(Stored items)
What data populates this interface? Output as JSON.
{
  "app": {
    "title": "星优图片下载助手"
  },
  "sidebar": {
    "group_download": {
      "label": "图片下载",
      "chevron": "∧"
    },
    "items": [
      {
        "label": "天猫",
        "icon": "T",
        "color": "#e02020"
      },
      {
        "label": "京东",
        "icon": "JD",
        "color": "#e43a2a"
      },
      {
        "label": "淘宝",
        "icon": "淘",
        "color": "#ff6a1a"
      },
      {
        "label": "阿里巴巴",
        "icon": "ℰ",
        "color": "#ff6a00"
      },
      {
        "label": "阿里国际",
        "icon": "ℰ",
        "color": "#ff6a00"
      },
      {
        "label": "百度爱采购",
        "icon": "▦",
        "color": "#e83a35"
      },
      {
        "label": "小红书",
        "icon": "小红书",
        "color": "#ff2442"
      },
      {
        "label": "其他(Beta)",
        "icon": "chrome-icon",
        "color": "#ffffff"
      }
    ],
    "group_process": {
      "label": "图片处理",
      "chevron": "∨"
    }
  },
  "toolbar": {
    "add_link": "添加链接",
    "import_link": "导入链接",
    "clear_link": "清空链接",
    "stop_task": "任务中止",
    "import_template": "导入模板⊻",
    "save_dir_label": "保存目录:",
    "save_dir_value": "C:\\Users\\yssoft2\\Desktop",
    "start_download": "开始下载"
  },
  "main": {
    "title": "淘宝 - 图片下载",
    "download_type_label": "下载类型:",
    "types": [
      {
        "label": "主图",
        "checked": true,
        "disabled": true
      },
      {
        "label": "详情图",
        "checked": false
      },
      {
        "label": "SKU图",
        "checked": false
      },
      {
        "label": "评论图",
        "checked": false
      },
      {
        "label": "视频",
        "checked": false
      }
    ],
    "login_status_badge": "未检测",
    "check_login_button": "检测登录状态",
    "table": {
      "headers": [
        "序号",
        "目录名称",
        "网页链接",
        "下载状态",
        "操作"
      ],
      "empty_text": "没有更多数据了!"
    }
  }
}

● **Aim of the task**: Retype every record above exactly as it appears.

● **Solution for this problem**:
What data populates this interface? Output as JSON.
{
  "app": {
    "title": "星优图片下载助手"
  },
  "sidebar": {
    "group_download": {
      "label": "图片下载",
      "chevron": "∧"
    },
    "items": [
      {
        "label": "天猫",
        "icon": "T",
        "color": "#e02020"
      },
      {
        "label": "京东",
        "icon": "JD",
        "color": "#e43a2a"
      },
      {
        "label": "淘宝",
        "icon": "淘",
        "color": "#ff6a1a"
      },
      {
        "label": "阿里巴巴",
        "icon": "ℰ",
        "color": "#ff6a00"
      },
      {
        "label": "阿里国际",
        "icon": "ℰ",
        "color": "#ff6a00"
      },
      {
        "label": "百度爱采购",
        "icon": "▦",
        "color": "#e83a35"
      },
      {
        "label": "小红书",
        "icon": "小红书",
        "color": "#ff2442"
      },
      {
        "label": "其他(Beta)",
        "icon": "chrome-icon",
        "color": "#ffffff"
      }
    ],
    "group_process": {
      "label": "图片处理",
      "chevron": "∨"
    }
  },
  "toolbar": {
    "add_link": "添加链接",
    "import_link": "导入链接",
    "clear_link": "清空链接",
    "stop_task": "任务中止",
    "import_template": "导入模板⊻",
    "save_dir_label": "保存目录:",
    "save_dir_value": "C:\\Users\\yssoft2\\Desktop",
    "start_download": "开始下载"
  },
  "main": {
    "title": "淘宝 - 图片下载",
    "download_type_label": "下载类型:",
    "types": [
      {
        "label": "主图",
        "checked": true,
        "disabled": true
      },
      {
        "label": "详情图",
        "checked": false
      },
      {
        "label": "SKU图",
        "checked": false
      },
      {
        "label": "评论图",
        "checked": false
      },
      {
        "label": "视频",
        "checked": false
      }
    ],
    "login_status_badge": "未检测",
    "check_login_button": "检测登录状态",
    "table": {
      "headers": [
        "序号",
        "目录名称",
        "网页链接",
        "下载状态",
        "操作"
      ],
      "empty_text": "没有更多数据了!"
    }
  }
}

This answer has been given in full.